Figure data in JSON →
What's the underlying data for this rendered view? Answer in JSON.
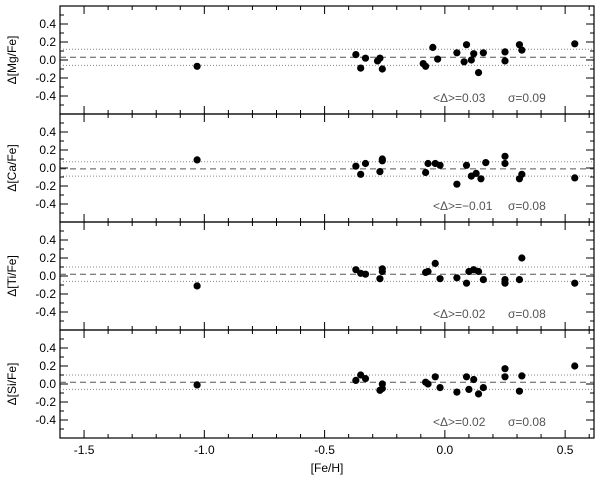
{
  "chart_data": {
    "type": "scatter",
    "xlabel": "[Fe/H]",
    "xlim": [
      -1.6,
      0.62
    ],
    "xticks": [
      "-1.5",
      "-1.0",
      "-0.5",
      "0.0",
      "0.5"
    ],
    "xtick_values": [
      -1.5,
      -1.0,
      -0.5,
      0.0,
      0.5
    ],
    "ylim": [
      -0.6,
      0.6
    ],
    "yticks": [
      "0.4",
      "0.2",
      "0.0",
      "-0.2",
      "-0.4"
    ],
    "ytick_values": [
      0.4,
      0.2,
      0.0,
      -0.2,
      -0.4
    ],
    "panels": [
      {
        "ylabel": "Δ[Mg/Fe]",
        "ann_mean": "<Δ>=0.03",
        "ann_sigma": "σ=0.09",
        "mean": 0.03,
        "sigma": 0.09,
        "x": [
          -1.03,
          -0.37,
          -0.35,
          -0.33,
          -0.28,
          -0.27,
          -0.26,
          -0.09,
          -0.08,
          -0.05,
          -0.03,
          0.05,
          0.08,
          0.09,
          0.11,
          0.12,
          0.14,
          0.16,
          0.25,
          0.25,
          0.31,
          0.32,
          0.54
        ],
        "y": [
          -0.07,
          0.06,
          -0.09,
          0.02,
          -0.01,
          0.02,
          -0.1,
          -0.04,
          -0.07,
          0.14,
          0.01,
          0.08,
          -0.02,
          0.17,
          0.0,
          0.07,
          -0.14,
          0.08,
          0.09,
          -0.01,
          0.17,
          0.11,
          0.18
        ]
      },
      {
        "ylabel": "Δ[Ca/Fe]",
        "ann_mean": "<Δ>=−0.01",
        "ann_sigma": "σ=0.08",
        "mean": -0.01,
        "sigma": 0.08,
        "x": [
          -1.03,
          -0.37,
          -0.35,
          -0.33,
          -0.27,
          -0.26,
          -0.26,
          -0.08,
          -0.07,
          -0.04,
          -0.02,
          0.05,
          0.09,
          0.11,
          0.13,
          0.15,
          0.17,
          0.25,
          0.25,
          0.31,
          0.32,
          0.54
        ],
        "y": [
          0.09,
          0.02,
          -0.07,
          0.05,
          -0.04,
          0.1,
          0.08,
          -0.05,
          0.05,
          0.05,
          0.03,
          -0.18,
          0.03,
          -0.09,
          -0.06,
          -0.12,
          0.06,
          0.13,
          0.05,
          -0.12,
          -0.07,
          -0.11
        ]
      },
      {
        "ylabel": "Δ[Ti/Fe]",
        "ann_mean": "<Δ>=0.02",
        "ann_sigma": "σ=0.08",
        "mean": 0.02,
        "sigma": 0.08,
        "x": [
          -1.03,
          -0.37,
          -0.35,
          -0.33,
          -0.27,
          -0.26,
          -0.26,
          -0.08,
          -0.07,
          -0.04,
          -0.02,
          0.05,
          0.09,
          0.1,
          0.12,
          0.14,
          0.16,
          0.25,
          0.25,
          0.31,
          0.32,
          0.54
        ],
        "y": [
          -0.11,
          0.07,
          0.03,
          0.02,
          -0.03,
          0.08,
          0.05,
          0.04,
          0.05,
          0.14,
          -0.03,
          -0.02,
          -0.08,
          0.05,
          0.07,
          0.05,
          -0.04,
          -0.04,
          -0.08,
          -0.04,
          0.2,
          -0.08
        ]
      },
      {
        "ylabel": "Δ[Si/Fe]",
        "ann_mean": "<Δ>=0.02",
        "ann_sigma": "σ=0.08",
        "mean": 0.02,
        "sigma": 0.08,
        "x": [
          -1.03,
          -0.37,
          -0.35,
          -0.33,
          -0.27,
          -0.26,
          -0.26,
          -0.08,
          -0.07,
          -0.04,
          -0.02,
          0.05,
          0.09,
          0.1,
          0.12,
          0.14,
          0.16,
          0.25,
          0.25,
          0.31,
          0.32,
          0.54
        ],
        "y": [
          -0.01,
          0.04,
          0.1,
          0.06,
          -0.07,
          -0.05,
          0.0,
          0.02,
          0.0,
          0.08,
          -0.04,
          -0.09,
          0.08,
          -0.06,
          0.05,
          -0.11,
          -0.04,
          0.17,
          0.08,
          -0.08,
          0.09,
          0.2
        ]
      }
    ]
  }
}
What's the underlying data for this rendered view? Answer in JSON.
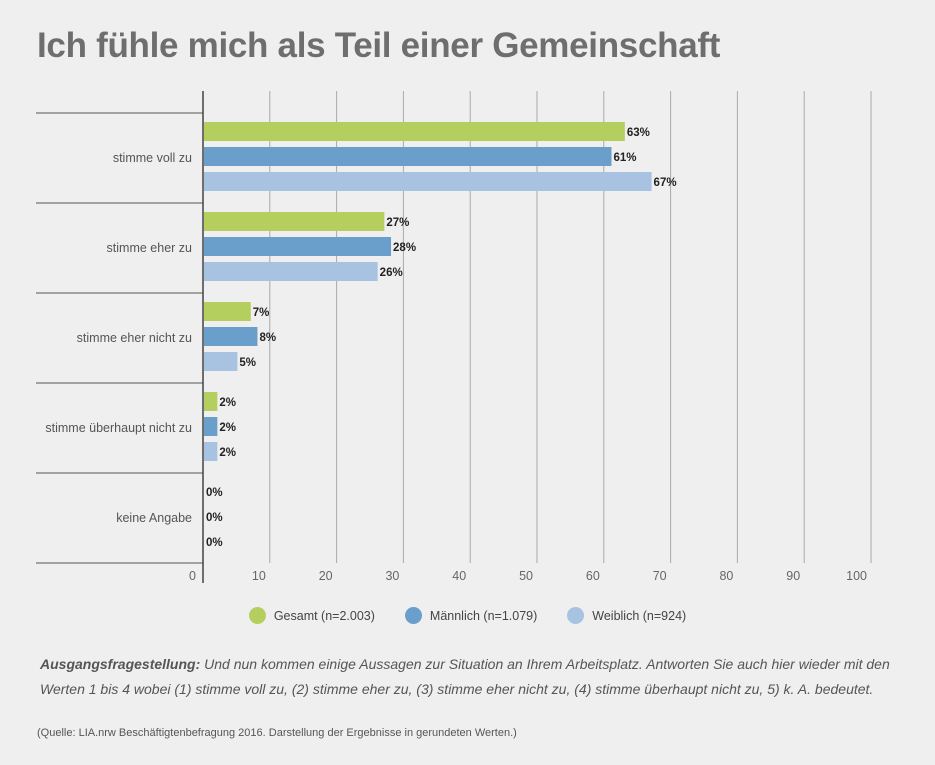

EXERCISE REQUIREMENTS →
Output every entry word for word, but omit the pictures.

OUTPUT FOR THIS EXERCISE →
What's the underlying data for this rendered view? Answer in JSON.
{
  "chart_data": {
    "type": "scatter",
    "xlabel": "[Fe/H]",
    "xlim": [
      -1.6,
      0.62
    ],
    "xticks": [
      "-1.5",
      "-1.0",
      "-0.5",
      "0.0",
      "0.5"
    ],
    "xtick_values": [
      -1.5,
      -1.0,
      -0.5,
      0.0,
      0.5
    ],
    "ylim": [
      -0.6,
      0.6
    ],
    "yticks": [
      "0.4",
      "0.2",
      "0.0",
      "-0.2",
      "-0.4"
    ],
    "ytick_values": [
      0.4,
      0.2,
      0.0,
      -0.2,
      -0.4
    ],
    "panels": [
      {
        "ylabel": "Δ[Mg/Fe]",
        "ann_mean": "<Δ>=0.03",
        "ann_sigma": "σ=0.09",
        "mean": 0.03,
        "sigma": 0.09,
        "x": [
          -1.03,
          -0.37,
          -0.35,
          -0.33,
          -0.28,
          -0.27,
          -0.26,
          -0.09,
          -0.08,
          -0.05,
          -0.03,
          0.05,
          0.08,
          0.09,
          0.11,
          0.12,
          0.14,
          0.16,
          0.25,
          0.25,
          0.31,
          0.32,
          0.54
        ],
        "y": [
          -0.07,
          0.06,
          -0.09,
          0.02,
          -0.01,
          0.02,
          -0.1,
          -0.04,
          -0.07,
          0.14,
          0.01,
          0.08,
          -0.02,
          0.17,
          0.0,
          0.07,
          -0.14,
          0.08,
          0.09,
          -0.01,
          0.17,
          0.11,
          0.18
        ]
      },
      {
        "ylabel": "Δ[Ca/Fe]",
        "ann_mean": "<Δ>=−0.01",
        "ann_sigma": "σ=0.08",
        "mean": -0.01,
        "sigma": 0.08,
        "x": [
          -1.03,
          -0.37,
          -0.35,
          -0.33,
          -0.27,
          -0.26,
          -0.26,
          -0.08,
          -0.07,
          -0.04,
          -0.02,
          0.05,
          0.09,
          0.11,
          0.13,
          0.15,
          0.17,
          0.25,
          0.25,
          0.31,
          0.32,
          0.54
        ],
        "y": [
          0.09,
          0.02,
          -0.07,
          0.05,
          -0.04,
          0.1,
          0.08,
          -0.05,
          0.05,
          0.05,
          0.03,
          -0.18,
          0.03,
          -0.09,
          -0.06,
          -0.12,
          0.06,
          0.13,
          0.05,
          -0.12,
          -0.07,
          -0.11
        ]
      },
      {
        "ylabel": "Δ[Ti/Fe]",
        "ann_mean": "<Δ>=0.02",
        "ann_sigma": "σ=0.08",
        "mean": 0.02,
        "sigma": 0.08,
        "x": [
          -1.03,
          -0.37,
          -0.35,
          -0.33,
          -0.27,
          -0.26,
          -0.26,
          -0.08,
          -0.07,
          -0.04,
          -0.02,
          0.05,
          0.09,
          0.1,
          0.12,
          0.14,
          0.16,
          0.25,
          0.25,
          0.31,
          0.32,
          0.54
        ],
        "y": [
          -0.11,
          0.07,
          0.03,
          0.02,
          -0.03,
          0.08,
          0.05,
          0.04,
          0.05,
          0.14,
          -0.03,
          -0.02,
          -0.08,
          0.05,
          0.07,
          0.05,
          -0.04,
          -0.04,
          -0.08,
          -0.04,
          0.2,
          -0.08
        ]
      },
      {
        "ylabel": "Δ[Si/Fe]",
        "ann_mean": "<Δ>=0.02",
        "ann_sigma": "σ=0.08",
        "mean": 0.02,
        "sigma": 0.08,
        "x": [
          -1.03,
          -0.37,
          -0.35,
          -0.33,
          -0.27,
          -0.26,
          -0.26,
          -0.08,
          -0.07,
          -0.04,
          -0.02,
          0.05,
          0.09,
          0.1,
          0.12,
          0.14,
          0.16,
          0.25,
          0.25,
          0.31,
          0.32,
          0.54
        ],
        "y": [
          -0.01,
          0.04,
          0.1,
          0.06,
          -0.07,
          -0.05,
          0.0,
          0.02,
          0.0,
          0.08,
          -0.04,
          -0.09,
          0.08,
          -0.06,
          0.05,
          -0.11,
          -0.04,
          0.17,
          0.08,
          -0.08,
          0.09,
          0.2
        ]
      }
    ]
  }
}
What's the underlying data for this rendered view? Answer in JSON.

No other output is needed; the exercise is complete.